─── Data provided ───
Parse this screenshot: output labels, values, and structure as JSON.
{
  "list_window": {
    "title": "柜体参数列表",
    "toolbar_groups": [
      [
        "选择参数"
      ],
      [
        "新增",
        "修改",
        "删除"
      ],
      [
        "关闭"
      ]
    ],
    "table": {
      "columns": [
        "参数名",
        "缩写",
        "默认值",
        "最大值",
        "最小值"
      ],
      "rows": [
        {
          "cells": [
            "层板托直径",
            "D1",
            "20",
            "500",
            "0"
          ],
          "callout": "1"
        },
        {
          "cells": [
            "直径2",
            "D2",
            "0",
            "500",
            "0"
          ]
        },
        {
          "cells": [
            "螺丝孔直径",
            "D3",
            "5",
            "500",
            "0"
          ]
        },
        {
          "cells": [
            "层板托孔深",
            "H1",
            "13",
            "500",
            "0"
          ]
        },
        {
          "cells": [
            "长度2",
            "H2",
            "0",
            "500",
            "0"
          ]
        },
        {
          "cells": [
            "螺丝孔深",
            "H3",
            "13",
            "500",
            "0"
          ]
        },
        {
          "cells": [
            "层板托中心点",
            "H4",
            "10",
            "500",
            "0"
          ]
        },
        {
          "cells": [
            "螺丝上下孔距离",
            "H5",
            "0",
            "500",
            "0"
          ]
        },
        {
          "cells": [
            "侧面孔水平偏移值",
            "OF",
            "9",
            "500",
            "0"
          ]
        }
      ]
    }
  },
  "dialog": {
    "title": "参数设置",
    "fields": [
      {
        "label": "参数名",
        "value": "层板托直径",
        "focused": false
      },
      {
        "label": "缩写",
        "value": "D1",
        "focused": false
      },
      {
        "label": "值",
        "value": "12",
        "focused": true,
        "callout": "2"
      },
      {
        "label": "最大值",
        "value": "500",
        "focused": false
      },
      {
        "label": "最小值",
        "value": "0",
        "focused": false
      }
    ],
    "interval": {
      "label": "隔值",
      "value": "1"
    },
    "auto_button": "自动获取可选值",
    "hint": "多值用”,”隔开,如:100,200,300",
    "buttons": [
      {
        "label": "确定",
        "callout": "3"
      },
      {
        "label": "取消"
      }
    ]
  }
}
───
Written request:
Nothing in the listing may be changed; retype it all exactly.

Answer to this problem:
Parse this screenshot: output labels, values, and structure as JSON.
{
  "list_window": {
    "title": "柜体参数列表",
    "toolbar_groups": [
      [
        "选择参数"
      ],
      [
        "新增",
        "修改",
        "删除"
      ],
      [
        "关闭"
      ]
    ],
    "table": {
      "columns": [
        "参数名",
        "缩写",
        "默认值",
        "最大值",
        "最小值"
      ],
      "rows": [
        {
          "cells": [
            "层板托直径",
            "D1",
            "20",
            "500",
            "0"
          ],
          "callout": "1"
        },
        {
          "cells": [
            "直径2",
            "D2",
            "0",
            "500",
            "0"
          ]
        },
        {
          "cells": [
            "螺丝孔直径",
            "D3",
            "5",
            "500",
            "0"
          ]
        },
        {
          "cells": [
            "层板托孔深",
            "H1",
            "13",
            "500",
            "0"
          ]
        },
        {
          "cells": [
            "长度2",
            "H2",
            "0",
            "500",
            "0"
          ]
        },
        {
          "cells": [
            "螺丝孔深",
            "H3",
            "13",
            "500",
            "0"
          ]
        },
        {
          "cells": [
            "层板托中心点",
            "H4",
            "10",
            "500",
            "0"
          ]
        },
        {
          "cells": [
            "螺丝上下孔距离",
            "H5",
            "0",
            "500",
            "0"
          ]
        },
        {
          "cells": [
            "侧面孔水平偏移值",
            "OF",
            "9",
            "500",
            "0"
          ]
        }
      ]
    }
  },
  "dialog": {
    "title": "参数设置",
    "fields": [
      {
        "label": "参数名",
        "value": "层板托直径",
        "focused": false
      },
      {
        "label": "缩写",
        "value": "D1",
        "focused": false
      },
      {
        "label": "值",
        "value": "12",
        "focused": true,
        "callout": "2"
      },
      {
        "label": "最大值",
        "value": "500",
        "focused": false
      },
      {
        "label": "最小值",
        "value": "0",
        "focused": false
      }
    ],
    "interval": {
      "label": "隔值",
      "value": "1"
    },
    "auto_button": "自动获取可选值",
    "hint": "多值用”,”隔开,如:100,200,300",
    "buttons": [
      {
        "label": "确定",
        "callout": "3"
      },
      {
        "label": "取消"
      }
    ]
  }
}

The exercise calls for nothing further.